| Directions |
Filter the entries below, keeping every line that has the word "bambini".
-- START Record extracts --
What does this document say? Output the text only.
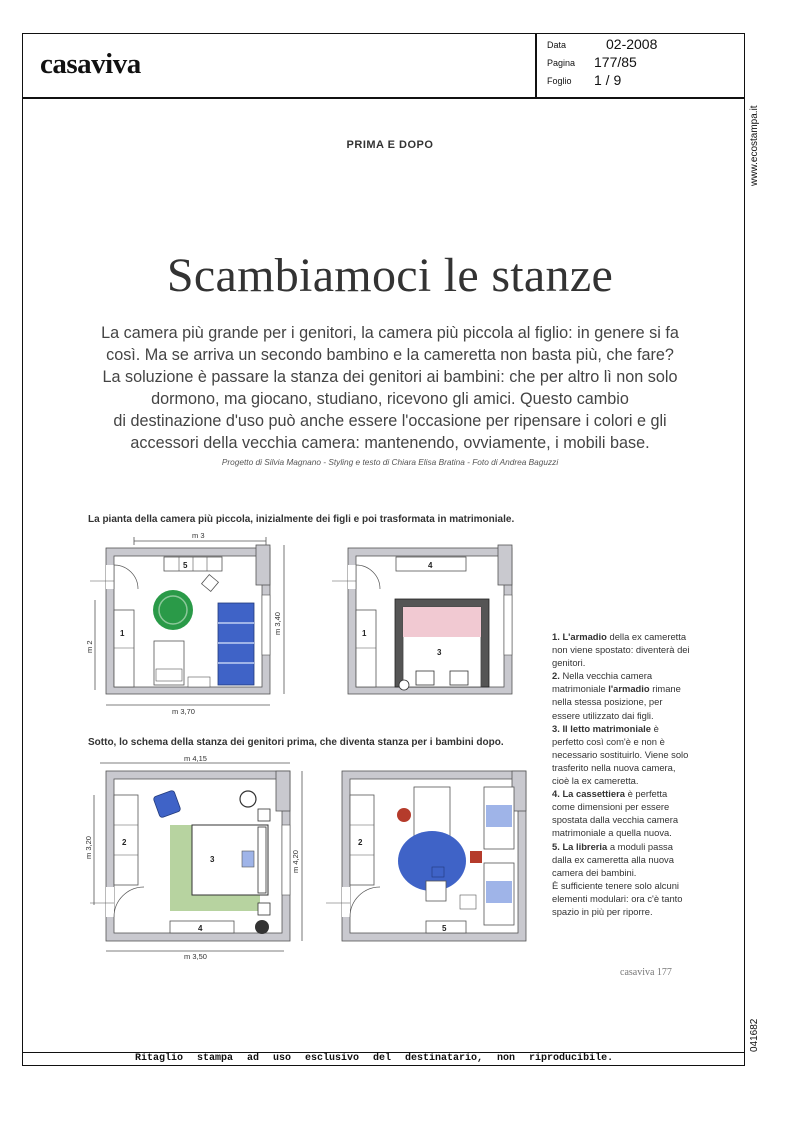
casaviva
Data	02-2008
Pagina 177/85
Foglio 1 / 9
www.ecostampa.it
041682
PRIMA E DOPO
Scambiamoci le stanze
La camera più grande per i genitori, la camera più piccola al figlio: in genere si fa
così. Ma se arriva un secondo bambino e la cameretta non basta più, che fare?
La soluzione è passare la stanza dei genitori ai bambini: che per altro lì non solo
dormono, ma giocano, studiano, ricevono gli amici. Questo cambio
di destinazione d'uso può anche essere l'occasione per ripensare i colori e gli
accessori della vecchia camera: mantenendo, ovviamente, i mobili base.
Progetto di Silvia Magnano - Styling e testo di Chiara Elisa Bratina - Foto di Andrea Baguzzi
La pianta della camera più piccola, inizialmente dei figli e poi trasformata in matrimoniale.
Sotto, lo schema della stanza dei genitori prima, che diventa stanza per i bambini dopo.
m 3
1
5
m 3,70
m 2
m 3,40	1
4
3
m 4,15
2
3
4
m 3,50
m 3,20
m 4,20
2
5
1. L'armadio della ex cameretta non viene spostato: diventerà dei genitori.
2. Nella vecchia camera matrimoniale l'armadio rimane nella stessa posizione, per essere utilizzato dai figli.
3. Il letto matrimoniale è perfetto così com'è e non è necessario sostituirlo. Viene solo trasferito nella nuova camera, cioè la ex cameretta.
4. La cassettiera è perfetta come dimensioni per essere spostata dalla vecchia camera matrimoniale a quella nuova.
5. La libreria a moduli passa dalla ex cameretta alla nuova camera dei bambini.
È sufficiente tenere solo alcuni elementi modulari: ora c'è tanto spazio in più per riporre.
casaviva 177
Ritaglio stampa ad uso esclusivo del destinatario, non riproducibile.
-- END Record extracts --
-- START Record extracts --
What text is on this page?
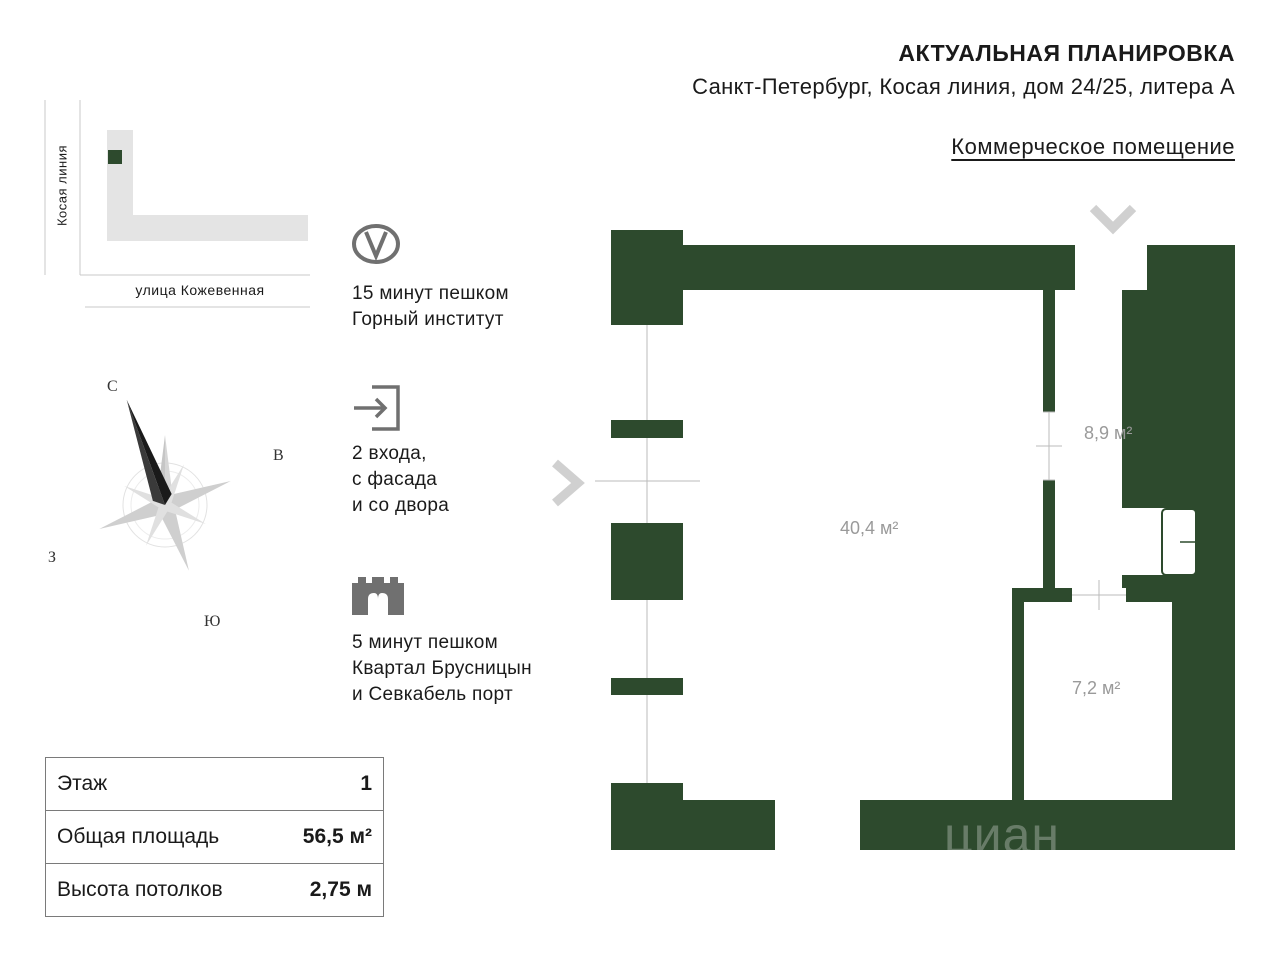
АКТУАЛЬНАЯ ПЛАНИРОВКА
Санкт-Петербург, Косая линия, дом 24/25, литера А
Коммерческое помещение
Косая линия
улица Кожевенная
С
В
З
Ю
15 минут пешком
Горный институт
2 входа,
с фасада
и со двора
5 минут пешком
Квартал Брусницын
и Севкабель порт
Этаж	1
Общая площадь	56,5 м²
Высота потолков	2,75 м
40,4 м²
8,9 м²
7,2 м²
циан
-- END Record extracts --
| Response to this task |
La soluzione è passare la stanza dei genitori ai bambini: che per altro lì non solo
Sotto, lo schema della stanza dei genitori prima, che diventa stanza per i bambini dopo.
5. La libreria a moduli passa dalla ex cameretta alla nuova camera dei bambini.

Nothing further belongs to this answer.